YOUR GOAL
Find the lines holding the word "label" and collect them.

RECORDS PROVIDED
::::::::
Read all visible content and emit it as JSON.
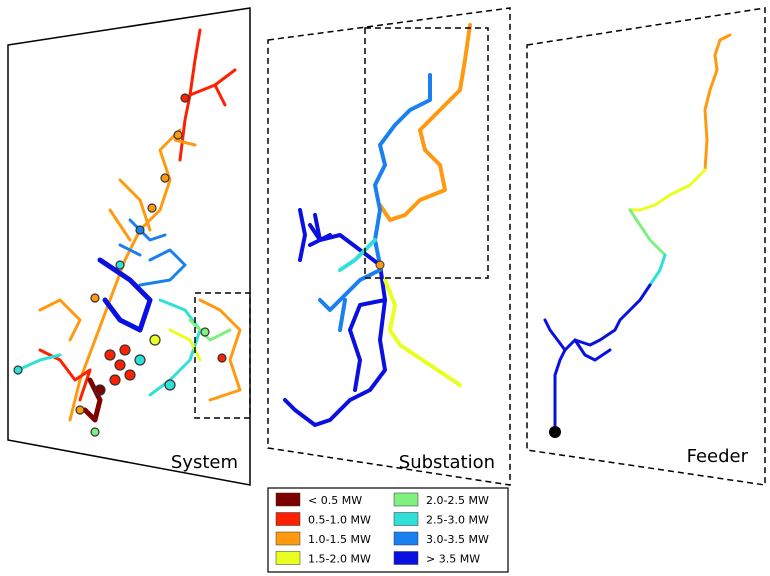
{
  "panels": [
    {
      "label": "System"
    },
    {
      "label": "Substation"
    },
    {
      "label": "Feeder"
    }
  ],
  "legend": [
    {
      "label": "< 0.5 MW",
      "color": "#7f0000"
    },
    {
      "label": "0.5-1.0 MW",
      "color": "#ff2000"
    },
    {
      "label": "1.0-1.5 MW",
      "color": "#ff9a10"
    },
    {
      "label": "1.5-2.0 MW",
      "color": "#e8ff20"
    },
    {
      "label": "2.0-2.5 MW",
      "color": "#80f080"
    },
    {
      "label": "2.5-3.0 MW",
      "color": "#30e0d8"
    },
    {
      "label": "3.0-3.5 MW",
      "color": "#1a80f0"
    },
    {
      "label": "> 3.5 MW",
      "color": "#0a10e0"
    }
  ]
}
::::::::
FULL OUTPUT
      "label": "System"
      "label": "Substation"
      "label": "Feeder"
      "label": "< 0.5 MW",
      "label": "0.5-1.0 MW",
      "label": "1.0-1.5 MW",
      "label": "1.5-2.0 MW",
      "label": "2.0-2.5 MW",
      "label": "2.5-3.0 MW",
      "label": "3.0-3.5 MW",
      "label": "> 3.5 MW",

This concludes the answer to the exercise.